#### Instructions to follow:
Each record must be reproduced exactly as it is shown.

#### The records:
☆ ☆ ☆ ☆ ☆ ☆ ☆

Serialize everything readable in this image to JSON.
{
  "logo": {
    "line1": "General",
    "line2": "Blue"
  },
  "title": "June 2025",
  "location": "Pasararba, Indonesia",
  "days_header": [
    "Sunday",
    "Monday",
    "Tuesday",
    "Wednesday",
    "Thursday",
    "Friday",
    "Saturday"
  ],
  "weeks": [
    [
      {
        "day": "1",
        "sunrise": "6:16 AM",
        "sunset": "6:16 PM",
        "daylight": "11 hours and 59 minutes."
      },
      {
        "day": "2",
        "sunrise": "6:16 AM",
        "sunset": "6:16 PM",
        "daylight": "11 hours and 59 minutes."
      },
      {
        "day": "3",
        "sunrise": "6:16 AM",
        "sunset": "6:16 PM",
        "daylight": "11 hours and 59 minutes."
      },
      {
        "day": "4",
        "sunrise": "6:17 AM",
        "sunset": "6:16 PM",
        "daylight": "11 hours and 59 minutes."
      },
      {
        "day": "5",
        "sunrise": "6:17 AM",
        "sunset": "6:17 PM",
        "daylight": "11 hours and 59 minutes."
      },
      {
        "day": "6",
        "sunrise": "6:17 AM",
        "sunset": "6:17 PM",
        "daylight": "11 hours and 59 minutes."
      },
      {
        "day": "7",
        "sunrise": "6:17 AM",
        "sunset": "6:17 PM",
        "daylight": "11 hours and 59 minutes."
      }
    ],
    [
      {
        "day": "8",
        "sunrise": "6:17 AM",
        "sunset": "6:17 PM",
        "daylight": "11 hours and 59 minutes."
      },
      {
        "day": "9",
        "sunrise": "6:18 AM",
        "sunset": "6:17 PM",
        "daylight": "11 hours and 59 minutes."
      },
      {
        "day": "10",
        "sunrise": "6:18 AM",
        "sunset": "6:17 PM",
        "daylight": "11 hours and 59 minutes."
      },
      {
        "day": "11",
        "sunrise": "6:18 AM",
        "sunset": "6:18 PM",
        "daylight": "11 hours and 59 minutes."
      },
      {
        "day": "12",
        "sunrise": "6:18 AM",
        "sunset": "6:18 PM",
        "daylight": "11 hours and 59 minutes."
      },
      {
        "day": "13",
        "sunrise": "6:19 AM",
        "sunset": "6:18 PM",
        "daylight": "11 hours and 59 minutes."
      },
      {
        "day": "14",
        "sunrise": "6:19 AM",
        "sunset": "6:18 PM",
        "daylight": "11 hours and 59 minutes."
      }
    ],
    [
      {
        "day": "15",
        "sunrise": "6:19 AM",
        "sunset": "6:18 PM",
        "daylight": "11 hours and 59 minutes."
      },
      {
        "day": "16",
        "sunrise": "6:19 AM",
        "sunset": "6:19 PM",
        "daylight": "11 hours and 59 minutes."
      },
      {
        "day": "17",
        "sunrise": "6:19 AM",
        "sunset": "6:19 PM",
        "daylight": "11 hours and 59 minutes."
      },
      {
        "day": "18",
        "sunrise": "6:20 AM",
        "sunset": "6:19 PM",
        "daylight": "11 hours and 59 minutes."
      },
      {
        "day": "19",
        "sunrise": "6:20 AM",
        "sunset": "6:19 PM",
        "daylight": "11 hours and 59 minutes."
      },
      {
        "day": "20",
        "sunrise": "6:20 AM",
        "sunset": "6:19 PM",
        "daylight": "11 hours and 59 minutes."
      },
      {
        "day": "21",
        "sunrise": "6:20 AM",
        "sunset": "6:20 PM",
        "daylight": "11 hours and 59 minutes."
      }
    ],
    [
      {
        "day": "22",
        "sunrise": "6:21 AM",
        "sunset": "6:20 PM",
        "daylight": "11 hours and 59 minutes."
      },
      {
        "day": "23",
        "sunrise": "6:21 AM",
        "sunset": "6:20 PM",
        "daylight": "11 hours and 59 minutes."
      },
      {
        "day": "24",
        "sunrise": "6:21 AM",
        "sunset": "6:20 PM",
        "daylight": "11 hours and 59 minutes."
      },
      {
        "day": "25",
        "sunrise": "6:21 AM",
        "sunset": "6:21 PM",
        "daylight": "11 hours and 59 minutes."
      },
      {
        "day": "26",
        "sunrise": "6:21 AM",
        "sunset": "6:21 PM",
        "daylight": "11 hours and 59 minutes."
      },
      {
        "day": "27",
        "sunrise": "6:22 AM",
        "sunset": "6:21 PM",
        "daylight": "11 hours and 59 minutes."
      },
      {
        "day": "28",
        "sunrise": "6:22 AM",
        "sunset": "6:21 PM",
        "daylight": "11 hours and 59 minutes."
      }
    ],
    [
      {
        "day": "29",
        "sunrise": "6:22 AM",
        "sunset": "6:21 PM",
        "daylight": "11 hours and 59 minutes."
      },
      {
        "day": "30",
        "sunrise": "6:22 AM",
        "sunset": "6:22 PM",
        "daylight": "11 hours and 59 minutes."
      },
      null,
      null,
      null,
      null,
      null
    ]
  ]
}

☆ ☆ ☆ ☆ ☆ ☆ ☆

#### Solution:
Serialize everything readable in this image to JSON.
{
  "logo": {
    "line1": "General",
    "line2": "Blue"
  },
  "title": "June 2025",
  "location": "Pasararba, Indonesia",
  "days_header": [
    "Sunday",
    "Monday",
    "Tuesday",
    "Wednesday",
    "Thursday",
    "Friday",
    "Saturday"
  ],
  "weeks": [
    [
      {
        "day": "1",
        "sunrise": "6:16 AM",
        "sunset": "6:16 PM",
        "daylight": "11 hours and 59 minutes."
      },
      {
        "day": "2",
        "sunrise": "6:16 AM",
        "sunset": "6:16 PM",
        "daylight": "11 hours and 59 minutes."
      },
      {
        "day": "3",
        "sunrise": "6:16 AM",
        "sunset": "6:16 PM",
        "daylight": "11 hours and 59 minutes."
      },
      {
        "day": "4",
        "sunrise": "6:17 AM",
        "sunset": "6:16 PM",
        "daylight": "11 hours and 59 minutes."
      },
      {
        "day": "5",
        "sunrise": "6:17 AM",
        "sunset": "6:17 PM",
        "daylight": "11 hours and 59 minutes."
      },
      {
        "day": "6",
        "sunrise": "6:17 AM",
        "sunset": "6:17 PM",
        "daylight": "11 hours and 59 minutes."
      },
      {
        "day": "7",
        "sunrise": "6:17 AM",
        "sunset": "6:17 PM",
        "daylight": "11 hours and 59 minutes."
      }
    ],
    [
      {
        "day": "8",
        "sunrise": "6:17 AM",
        "sunset": "6:17 PM",
        "daylight": "11 hours and 59 minutes."
      },
      {
        "day": "9",
        "sunrise": "6:18 AM",
        "sunset": "6:17 PM",
        "daylight": "11 hours and 59 minutes."
      },
      {
        "day": "10",
        "sunrise": "6:18 AM",
        "sunset": "6:17 PM",
        "daylight": "11 hours and 59 minutes."
      },
      {
        "day": "11",
        "sunrise": "6:18 AM",
        "sunset": "6:18 PM",
        "daylight": "11 hours and 59 minutes."
      },
      {
        "day": "12",
        "sunrise": "6:18 AM",
        "sunset": "6:18 PM",
        "daylight": "11 hours and 59 minutes."
      },
      {
        "day": "13",
        "sunrise": "6:19 AM",
        "sunset": "6:18 PM",
        "daylight": "11 hours and 59 minutes."
      },
      {
        "day": "14",
        "sunrise": "6:19 AM",
        "sunset": "6:18 PM",
        "daylight": "11 hours and 59 minutes."
      }
    ],
    [
      {
        "day": "15",
        "sunrise": "6:19 AM",
        "sunset": "6:18 PM",
        "daylight": "11 hours and 59 minutes."
      },
      {
        "day": "16",
        "sunrise": "6:19 AM",
        "sunset": "6:19 PM",
        "daylight": "11 hours and 59 minutes."
      },
      {
        "day": "17",
        "sunrise": "6:19 AM",
        "sunset": "6:19 PM",
        "daylight": "11 hours and 59 minutes."
      },
      {
        "day": "18",
        "sunrise": "6:20 AM",
        "sunset": "6:19 PM",
        "daylight": "11 hours and 59 minutes."
      },
      {
        "day": "19",
        "sunrise": "6:20 AM",
        "sunset": "6:19 PM",
        "daylight": "11 hours and 59 minutes."
      },
      {
        "day": "20",
        "sunrise": "6:20 AM",
        "sunset": "6:19 PM",
        "daylight": "11 hours and 59 minutes."
      },
      {
        "day": "21",
        "sunrise": "6:20 AM",
        "sunset": "6:20 PM",
        "daylight": "11 hours and 59 minutes."
      }
    ],
    [
      {
        "day": "22",
        "sunrise": "6:21 AM",
        "sunset": "6:20 PM",
        "daylight": "11 hours and 59 minutes."
      },
      {
        "day": "23",
        "sunrise": "6:21 AM",
        "sunset": "6:20 PM",
        "daylight": "11 hours and 59 minutes."
      },
      {
        "day": "24",
        "sunrise": "6:21 AM",
        "sunset": "6:20 PM",
        "daylight": "11 hours and 59 minutes."
      },
      {
        "day": "25",
        "sunrise": "6:21 AM",
        "sunset": "6:21 PM",
        "daylight": "11 hours and 59 minutes."
      },
      {
        "day": "26",
        "sunrise": "6:21 AM",
        "sunset": "6:21 PM",
        "daylight": "11 hours and 59 minutes."
      },
      {
        "day": "27",
        "sunrise": "6:22 AM",
        "sunset": "6:21 PM",
        "daylight": "11 hours and 59 minutes."
      },
      {
        "day": "28",
        "sunrise": "6:22 AM",
        "sunset": "6:21 PM",
        "daylight": "11 hours and 59 minutes."
      }
    ],
    [
      {
        "day": "29",
        "sunrise": "6:22 AM",
        "sunset": "6:21 PM",
        "daylight": "11 hours and 59 minutes."
      },
      {
        "day": "30",
        "sunrise": "6:22 AM",
        "sunset": "6:22 PM",
        "daylight": "11 hours and 59 minutes."
      },
      null,
      null,
      null,
      null,
      null
    ]
  ]
}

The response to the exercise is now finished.